» THE DATA
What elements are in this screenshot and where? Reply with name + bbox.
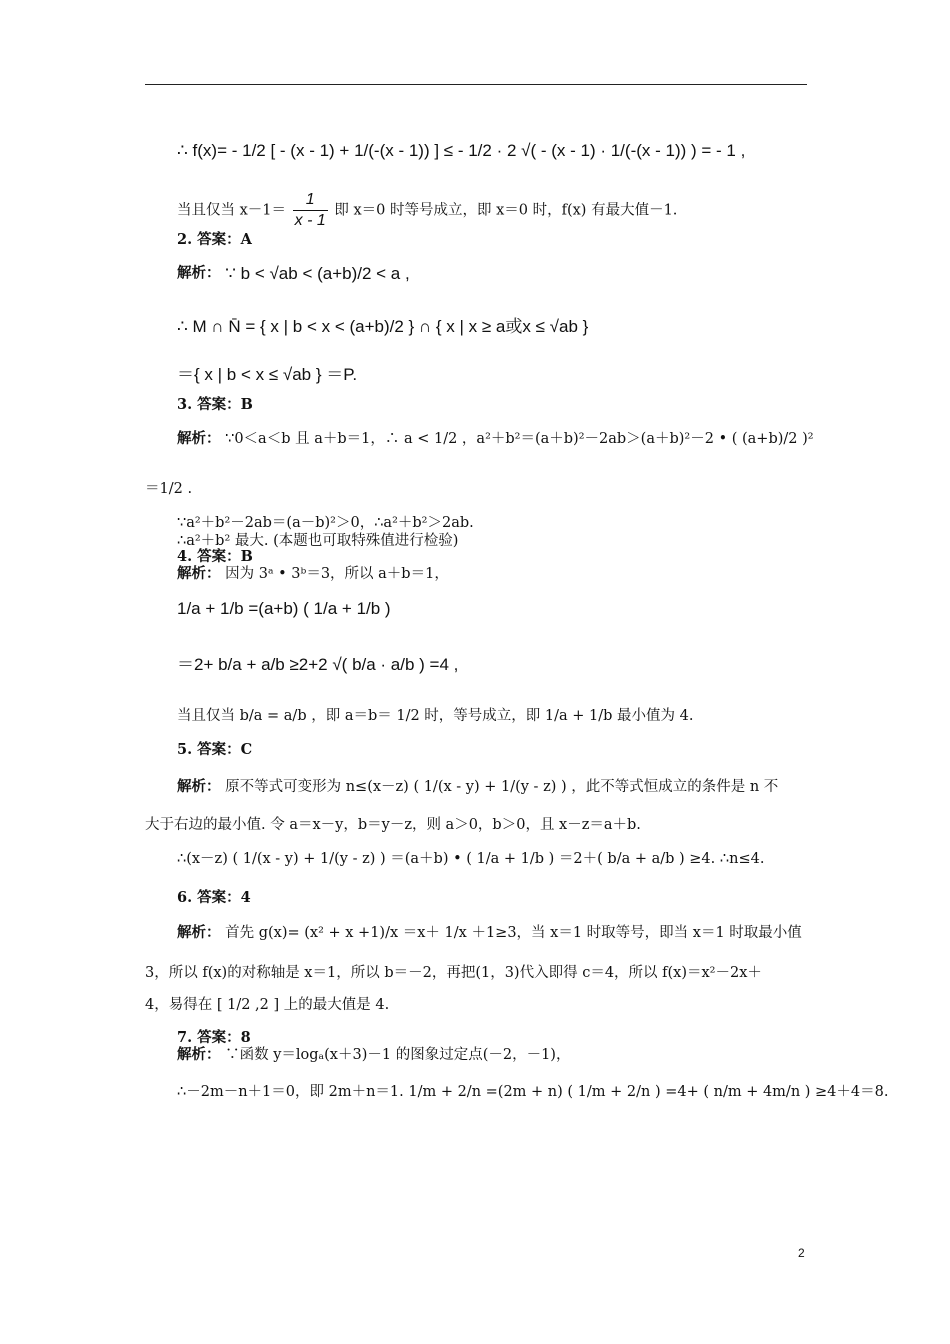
line-4: [177, 265, 410, 282]
answer-4-text: 4. 答案：B: [177, 548, 253, 565]
line-27-text: ∴－2m－n＋1＝0，即 2m＋n＝1. 1/m + 2/n =(2m + n) ( 1/m + 2/n ) =4+ ( n/m + 4m/n ) ≥4＋4＝8.: [177, 1084, 889, 1100]
line-2-text-b: 即 x＝0 时等号成立，即 x＝0 时，f(x) 有最大值－1.: [334, 202, 678, 219]
analysis-label: 解析：: [177, 264, 221, 282]
answer-3-text: 3. 答案：B: [177, 396, 253, 413]
line-2-text-a: 当且仅当 x－1＝: [177, 202, 287, 219]
line-23: [145, 966, 762, 981]
answer-2-text: 2. 答案：A: [177, 231, 252, 248]
page-number: 2: [798, 1246, 805, 1260]
answer-7-text: 7. 答案：8: [177, 1029, 251, 1046]
answer-4: [177, 550, 253, 565]
answer-7: [177, 1031, 251, 1046]
line-19-text: 大于右边的最小值. 令 a＝x－y，b＝y－z，则 a＞0，b＞0，且 x－z＝a＋b.: [145, 817, 641, 833]
fraction: [293, 190, 328, 231]
line-1-text: ∴ f(x)= - 1/2 [ - (x - 1) + 1/(-(x - 1)) ] ≤ - 1/2 · 2 √( - (x - 1) · 1/(-(x - 1)) ) = - 1 ,: [177, 141, 746, 160]
line-10-text: ∵a²＋b²－2ab＝(a－b)²＞0，∴a²＋b²＞2ab.: [177, 515, 474, 531]
line-18-text: 原不等式可变形为 n≤(x－z) ( 1/(x - y) + 1/(y - z) ) ，此不等式恒成立的条件是 n 不: [225, 779, 779, 795]
fraction-numerator: 1: [293, 190, 328, 211]
line-20-text: ∴(x－z) ( 1/(x - y) + 1/(y - z) ) ＝(a＋b) • ( 1/a + 1/b ) ＝2＋( b/a + a/b ) ≥4. ∴n≤4.: [177, 851, 765, 867]
line-13-text: 因为 3ᵃ • 3ᵇ＝3，所以 a＋b＝1，: [225, 566, 449, 582]
line-5-text: ∴ M ∩ N̄ = { x | b < x < (a+b)/2 } ∩ { x | x ≥ a或x ≤ √ab }: [177, 317, 589, 336]
analysis-label: 解析：: [177, 565, 221, 582]
line-8: [177, 432, 814, 447]
line-4-text: ∵ b < √ab < (a+b)/2 < a ,: [225, 264, 410, 283]
line-18: [177, 780, 778, 795]
line-16: [177, 709, 693, 724]
line-13: [177, 567, 449, 582]
line-8-text: ∵0＜a＜b 且 a＋b＝1，∴ a < 1/2 ，a²＋b²＝(a＋b)²－2ab＞(a＋b)²－2 • ( (a+b)/2 )²: [225, 431, 814, 447]
analysis-label: 解析：: [177, 430, 221, 447]
analysis-label: 解析：: [177, 778, 221, 795]
line-26: [177, 1048, 570, 1063]
line-22-text: 首先 g(x)= (x² + x +1)/x ＝x＋ 1/x ＋1≥3，当 x＝1 时取等号，即当 x＝1 时取最小值: [225, 925, 802, 941]
line-9-text: ＝1/2 .: [145, 481, 193, 497]
line-23-text: 3，所以 f(x)的对称轴是 x＝1，所以 b＝－2，再把(1，3)代入即得 c＝4，所以 f(x)＝x²－2x＋: [145, 965, 762, 981]
header-rule: [145, 84, 807, 85]
line-14-text: 1/a + 1/b =(a+b) ( 1/a + 1/b ): [177, 599, 391, 618]
line-16-text: 当且仅当 b/a = a/b ，即 a＝b＝ 1/2 时，等号成立，即 1/a + 1/b 最小值为 4.: [177, 708, 694, 724]
line-15: [177, 656, 458, 673]
line-11: [177, 534, 458, 549]
line-19: [145, 818, 641, 833]
fraction-denominator: x - 1: [294, 212, 326, 229]
line-9: [145, 482, 192, 497]
line-6-text: ＝{ x | b < x ≤ √ab } ＝P.: [177, 365, 358, 384]
line-20: [177, 852, 764, 867]
line-11-text: ∴a²＋b² 最大. (本题也可取特殊值进行检验): [177, 533, 459, 549]
line-22: [177, 926, 802, 941]
answer-3: [177, 398, 253, 413]
answer-5-text: 5. 答案：C: [177, 741, 253, 758]
line-2: [177, 190, 677, 231]
line-24-text: 4，易得在 [ 1/2 ,2 ] 上的最大值是 4.: [145, 997, 390, 1013]
analysis-label: 解析：: [177, 924, 221, 941]
line-26-text: ∵函数 y＝logₐ(x＋3)－1 的图象过定点(－2，－1)，: [225, 1047, 571, 1063]
answer-6: [177, 891, 251, 906]
line-6: [177, 366, 357, 383]
analysis-label: 解析：: [177, 1046, 221, 1063]
line-10: [177, 516, 474, 531]
answer-5: [177, 743, 252, 758]
line-14: [177, 600, 391, 617]
answer-6-text: 6. 答案：4: [177, 889, 251, 906]
line-1: [177, 142, 745, 159]
line-27: [177, 1085, 888, 1100]
answer-2: [177, 233, 252, 248]
line-5: [177, 318, 588, 335]
line-24: [145, 998, 389, 1013]
line-15-text: ＝2+ b/a + a/b ≥2+2 √( b/a · a/b ) =4 ,: [177, 655, 459, 674]
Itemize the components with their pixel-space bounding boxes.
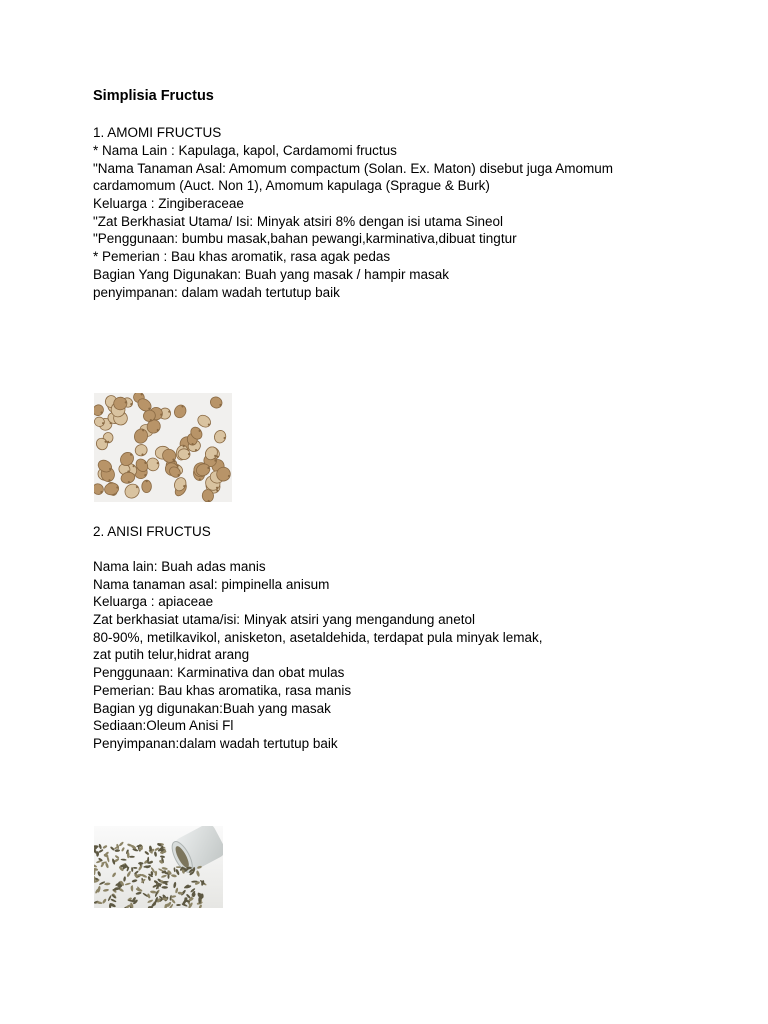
body-line: "Nama Tanaman Asal: Amomum compactum (Solan. Ex. Maton) disebut juga Amomum bbox=[93, 160, 614, 176]
body-line: Nama lain: Buah adas manis bbox=[93, 559, 266, 574]
body-line: Bagian Yang Digunakan: Buah yang masak / hampir masak bbox=[93, 266, 449, 282]
body-line: Penyimpanan:dalam wadah tertutup baik bbox=[93, 735, 338, 751]
section-body-amomi bbox=[93, 142, 613, 301]
section-body-anisi bbox=[93, 558, 543, 753]
section-heading-amomi bbox=[93, 124, 221, 142]
body-line: zat putih telur,hidrat arang bbox=[93, 647, 250, 663]
body-line: "Zat Berkhasiat Utama/ Isi: Minyak atsiri 8% dengan isi utama Sineol bbox=[93, 213, 503, 229]
body-line: Zat berkhasiat utama/isi: Minyak atsiri yang mengandung anetol bbox=[93, 612, 475, 628]
anise-seeds-jar-photo bbox=[94, 826, 223, 908]
body-line: penyimpanan: dalam wadah tertutup baik bbox=[93, 284, 340, 300]
body-line: * Nama Lain : Kapulaga, kapol, Cardamomi fructus bbox=[93, 143, 397, 158]
body-line: * Pemerian : Bau khas aromatik, rasa agak pedas bbox=[93, 249, 391, 265]
body-line: Pemerian: Bau khas aromatika, rasa manis bbox=[93, 682, 352, 698]
cardamom-pods-photo bbox=[94, 393, 232, 502]
body-line: Nama tanaman asal: pimpinella anisum bbox=[93, 576, 330, 592]
section-heading-text: 1. AMOMI FRUCTUS bbox=[93, 125, 222, 140]
body-line: Bagian yg digunakan:Buah yang masak bbox=[93, 700, 331, 716]
body-line: "Penggunaan: bumbu masak,bahan pewangi,karminativa,dibuat tingtur bbox=[93, 231, 517, 247]
body-line: cardamomum (Auct. Non 1), Amomum kapulaga (Sprague & Burk) bbox=[93, 178, 490, 194]
document-title: Simplisia Fructus bbox=[93, 88, 214, 104]
body-line: Sediaan:Oleum Anisi Fl bbox=[93, 718, 234, 734]
section-heading-anisi bbox=[93, 523, 211, 541]
body-line: Keluarga : Zingiberaceae bbox=[93, 196, 244, 212]
section-heading-text: 2. ANISI FRUCTUS bbox=[93, 524, 211, 539]
body-line: Penggunaan: Karminativa dan obat mulas bbox=[93, 665, 345, 681]
body-line: Keluarga : apiaceae bbox=[93, 594, 214, 610]
body-line: 80-90%, metilkavikol, anisketon, asetaldehida, terdapat pula minyak lemak, bbox=[93, 629, 543, 645]
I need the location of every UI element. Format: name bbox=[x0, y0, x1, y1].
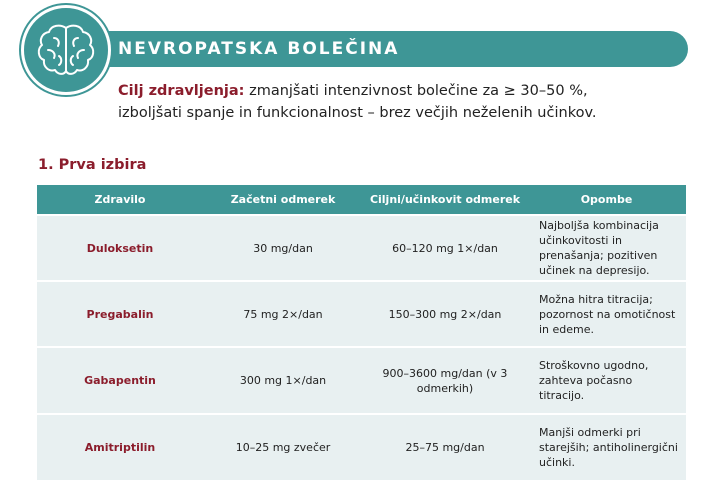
notes: Možna hitra titracija; pozornost na omotičnost in edeme. bbox=[527, 281, 686, 347]
table-row bbox=[37, 414, 686, 480]
page-title: NEVROPATSKA BOLEČINA bbox=[118, 39, 400, 59]
target-dose: 150–300 mg 2×/dan bbox=[363, 281, 527, 347]
target-dose: 25–75 mg/dan bbox=[363, 414, 527, 480]
table-row bbox=[37, 281, 686, 347]
column-header-target-dose: Ciljni/učinkovit odmerek bbox=[363, 185, 527, 215]
table-header-row bbox=[37, 185, 686, 215]
column-header-notes: Opombe bbox=[527, 185, 686, 215]
drug-name: Amitriptilin bbox=[37, 414, 203, 480]
brain-icon bbox=[21, 5, 111, 95]
start-dose: 75 mg 2×/dan bbox=[203, 281, 363, 347]
table-row bbox=[37, 347, 686, 414]
drug-name: Pregabalin bbox=[37, 281, 203, 347]
drug-name: Duloksetin bbox=[37, 215, 203, 281]
notes: Stroškovno ugodno, zahteva počasno titracijo. bbox=[527, 347, 686, 414]
notes: Manjši odmerki pri starejših; antiholinergični učinki. bbox=[527, 414, 686, 480]
goal-text-line2: izboljšati spanje in funkcionalnost – brez večjih neželenih učinkov. bbox=[118, 105, 597, 121]
start-dose: 30 mg/dan bbox=[203, 215, 363, 281]
start-dose: 10–25 mg zvečer bbox=[203, 414, 363, 480]
dosage-table bbox=[37, 185, 686, 480]
start-dose: 300 mg 1×/dan bbox=[203, 347, 363, 414]
section-title: 1. Prva izbira bbox=[38, 157, 147, 173]
goal-text-line1: zmanjšati intenzivnost bolečine za ≥ 30–50 %, bbox=[249, 83, 588, 99]
column-header-drug: Zdravilo bbox=[37, 185, 203, 215]
notes: Najboljša kombinacija učinkovitosti in prenašanja; pozitiven učinek na depresijo. bbox=[527, 215, 686, 281]
target-dose: 60–120 mg 1×/dan bbox=[363, 215, 527, 281]
drug-name: Gabapentin bbox=[37, 347, 203, 414]
column-header-start-dose: Začetni odmerek bbox=[203, 185, 363, 215]
goal-label: Cilj zdravljenja: bbox=[118, 83, 245, 99]
table-row bbox=[37, 215, 686, 281]
target-dose: 900–3600 mg/dan (v 3 odmerkih) bbox=[363, 347, 527, 414]
treatment-goal bbox=[118, 80, 678, 124]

» TASK BRIEF
Print the lines of the records starting at the one containing "line-4: [177, 265, 410, 282]" and ending at the one containing "line-13-text: 因为 3ᵃ", both included, reproducing each line precisely.

» EXERCISE ANSWER
line-4: [177, 265, 410, 282]
answer-4-text: 4. 答案：B: [177, 548, 253, 565]
line-27-text: ∴－2m－n＋1＝0，即 2m＋n＝1. 1/m + 2/n =(2m + n) ( 1/m + 2/n ) =4+ ( n/m + 4m/n ) ≥4＋4＝8.: [177, 1084, 889, 1100]
line-2-text-b: 即 x＝0 时等号成立，即 x＝0 时，f(x) 有最大值－1.: [334, 202, 678, 219]
analysis-label: 解析：: [177, 264, 221, 282]
answer-3-text: 3. 答案：B: [177, 396, 253, 413]
line-2-text-a: 当且仅当 x－1＝: [177, 202, 287, 219]
line-23: [145, 966, 762, 981]
answer-2-text: 2. 答案：A: [177, 231, 252, 248]
page-number: 2: [798, 1246, 805, 1260]
answer-7-text: 7. 答案：8: [177, 1029, 251, 1046]
answer-4: [177, 550, 253, 565]
answer-7: [177, 1031, 251, 1046]
line-19-text: 大于右边的最小值. 令 a＝x－y，b＝y－z，则 a＞0，b＞0，且 x－z＝a＋b.: [145, 817, 641, 833]
fraction: [293, 190, 328, 231]
line-1-text: ∴ f(x)= - 1/2 [ - (x - 1) + 1/(-(x - 1)) ] ≤ - 1/2 · 2 √( - (x - 1) · 1/(-(x - 1)) ) = - 1 ,: [177, 141, 746, 160]
line-10-text: ∵a²＋b²－2ab＝(a－b)²＞0，∴a²＋b²＞2ab.: [177, 515, 474, 531]
line-18-text: 原不等式可变形为 n≤(x－z) ( 1/(x - y) + 1/(y - z) ) ，此不等式恒成立的条件是 n 不: [225, 779, 779, 795]
fraction-numerator: 1: [293, 190, 328, 211]
line-20-text: ∴(x－z) ( 1/(x - y) + 1/(y - z) ) ＝(a＋b) • ( 1/a + 1/b ) ＝2＋( b/a + a/b ) ≥4. ∴n≤4.: [177, 851, 765, 867]
line-13-text: 因为 3ᵃ • 3ᵇ＝3，所以 a＋b＝1，: [225, 566, 449, 582]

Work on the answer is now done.